= Problem to work on =
Please repeat all of the lines that follow, exactly as written.

________________________________________

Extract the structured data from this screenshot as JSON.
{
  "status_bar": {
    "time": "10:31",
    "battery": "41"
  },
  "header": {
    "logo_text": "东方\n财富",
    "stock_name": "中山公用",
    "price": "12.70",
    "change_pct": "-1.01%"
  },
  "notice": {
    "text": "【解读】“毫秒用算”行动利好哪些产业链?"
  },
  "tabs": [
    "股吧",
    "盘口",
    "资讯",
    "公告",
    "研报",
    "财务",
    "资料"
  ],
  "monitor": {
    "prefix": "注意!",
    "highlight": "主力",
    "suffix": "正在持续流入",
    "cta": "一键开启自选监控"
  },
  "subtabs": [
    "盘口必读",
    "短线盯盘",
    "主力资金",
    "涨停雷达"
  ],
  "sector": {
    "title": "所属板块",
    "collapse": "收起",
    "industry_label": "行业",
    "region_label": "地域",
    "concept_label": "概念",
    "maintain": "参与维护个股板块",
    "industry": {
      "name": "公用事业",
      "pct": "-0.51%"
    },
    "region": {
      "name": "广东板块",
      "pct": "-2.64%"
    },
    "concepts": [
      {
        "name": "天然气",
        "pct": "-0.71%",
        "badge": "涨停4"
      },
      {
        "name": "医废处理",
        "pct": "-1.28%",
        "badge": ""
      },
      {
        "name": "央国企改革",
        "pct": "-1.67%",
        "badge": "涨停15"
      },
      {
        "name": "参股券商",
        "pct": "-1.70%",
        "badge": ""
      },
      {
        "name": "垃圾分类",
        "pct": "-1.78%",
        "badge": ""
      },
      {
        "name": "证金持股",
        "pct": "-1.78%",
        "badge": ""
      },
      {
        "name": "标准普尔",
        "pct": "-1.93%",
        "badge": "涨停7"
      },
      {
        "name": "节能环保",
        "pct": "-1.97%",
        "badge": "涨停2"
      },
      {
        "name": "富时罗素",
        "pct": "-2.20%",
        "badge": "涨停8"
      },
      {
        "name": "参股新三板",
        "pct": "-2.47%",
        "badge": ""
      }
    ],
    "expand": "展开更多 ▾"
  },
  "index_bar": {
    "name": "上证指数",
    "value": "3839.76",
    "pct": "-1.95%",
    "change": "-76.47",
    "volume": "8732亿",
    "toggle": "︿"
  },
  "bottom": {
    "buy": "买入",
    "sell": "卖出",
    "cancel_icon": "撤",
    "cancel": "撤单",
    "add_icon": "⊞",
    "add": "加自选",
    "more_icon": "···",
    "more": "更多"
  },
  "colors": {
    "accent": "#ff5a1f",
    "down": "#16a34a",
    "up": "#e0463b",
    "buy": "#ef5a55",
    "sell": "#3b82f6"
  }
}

________________________________________

= Right answer =
Extract the structured data from this screenshot as JSON.
{
  "status_bar": {
    "time": "10:31",
    "battery": "41"
  },
  "header": {
    "logo_text": "东方\n财富",
    "stock_name": "中山公用",
    "price": "12.70",
    "change_pct": "-1.01%"
  },
  "notice": {
    "text": "【解读】“毫秒用算”行动利好哪些产业链?"
  },
  "tabs": [
    "股吧",
    "盘口",
    "资讯",
    "公告",
    "研报",
    "财务",
    "资料"
  ],
  "monitor": {
    "prefix": "注意!",
    "highlight": "主力",
    "suffix": "正在持续流入",
    "cta": "一键开启自选监控"
  },
  "subtabs": [
    "盘口必读",
    "短线盯盘",
    "主力资金",
    "涨停雷达"
  ],
  "sector": {
    "title": "所属板块",
    "collapse": "收起",
    "industry_label": "行业",
    "region_label": "地域",
    "concept_label": "概念",
    "maintain": "参与维护个股板块",
    "industry": {
      "name": "公用事业",
      "pct": "-0.51%"
    },
    "region": {
      "name": "广东板块",
      "pct": "-2.64%"
    },
    "concepts": [
      {
        "name": "天然气",
        "pct": "-0.71%",
        "badge": "涨停4"
      },
      {
        "name": "医废处理",
        "pct": "-1.28%",
        "badge": ""
      },
      {
        "name": "央国企改革",
        "pct": "-1.67%",
        "badge": "涨停15"
      },
      {
        "name": "参股券商",
        "pct": "-1.70%",
        "badge": ""
      },
      {
        "name": "垃圾分类",
        "pct": "-1.78%",
        "badge": ""
      },
      {
        "name": "证金持股",
        "pct": "-1.78%",
        "badge": ""
      },
      {
        "name": "标准普尔",
        "pct": "-1.93%",
        "badge": "涨停7"
      },
      {
        "name": "节能环保",
        "pct": "-1.97%",
        "badge": "涨停2"
      },
      {
        "name": "富时罗素",
        "pct": "-2.20%",
        "badge": "涨停8"
      },
      {
        "name": "参股新三板",
        "pct": "-2.47%",
        "badge": ""
      }
    ],
    "expand": "展开更多 ▾"
  },
  "index_bar": {
    "name": "上证指数",
    "value": "3839.76",
    "pct": "-1.95%",
    "change": "-76.47",
    "volume": "8732亿",
    "toggle": "︿"
  },
  "bottom": {
    "buy": "买入",
    "sell": "卖出",
    "cancel_icon": "撤",
    "cancel": "撤单",
    "add_icon": "⊞",
    "add": "加自选",
    "more_icon": "···",
    "more": "更多"
  },
  "colors": {
    "accent": "#ff5a1f",
    "down": "#16a34a",
    "up": "#e0463b",
    "buy": "#ef5a55",
    "sell": "#3b82f6"
  }
}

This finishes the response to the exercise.